* Your goal *
Restate the whole of the material. Keep every word, and drop the pictures.

* The data *
## begin

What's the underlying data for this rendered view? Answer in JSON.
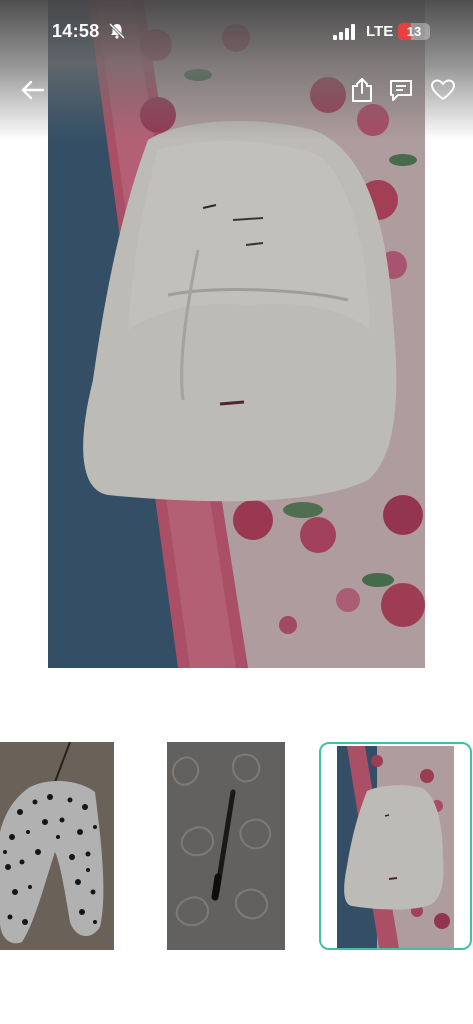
{
  "status_bar": {
    "time": "14:58",
    "network": "LTE",
    "battery_level": "13",
    "icons": [
      "bell-muted-icon",
      "signal-icon"
    ]
  },
  "header": {
    "icons": [
      "back-arrow-icon",
      "share-icon",
      "message-icon",
      "heart-icon"
    ]
  },
  "gallery": {
    "selected_index": 2,
    "thumbnail_count": 3,
    "selection_color": "#3fc2a2"
  }
}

## end

* Problem solution *
What's the underlying data for this rendered view? Answer in JSON.
{
  "status_bar": {
    "time": "14:58",
    "network": "LTE",
    "battery_level": "13",
    "icons": [
      "bell-muted-icon",
      "signal-icon"
    ]
  },
  "header": {
    "icons": [
      "back-arrow-icon",
      "share-icon",
      "message-icon",
      "heart-icon"
    ]
  },
  "gallery": {
    "selected_index": 2,
    "thumbnail_count": 3,
    "selection_color": "#3fc2a2"
  }
}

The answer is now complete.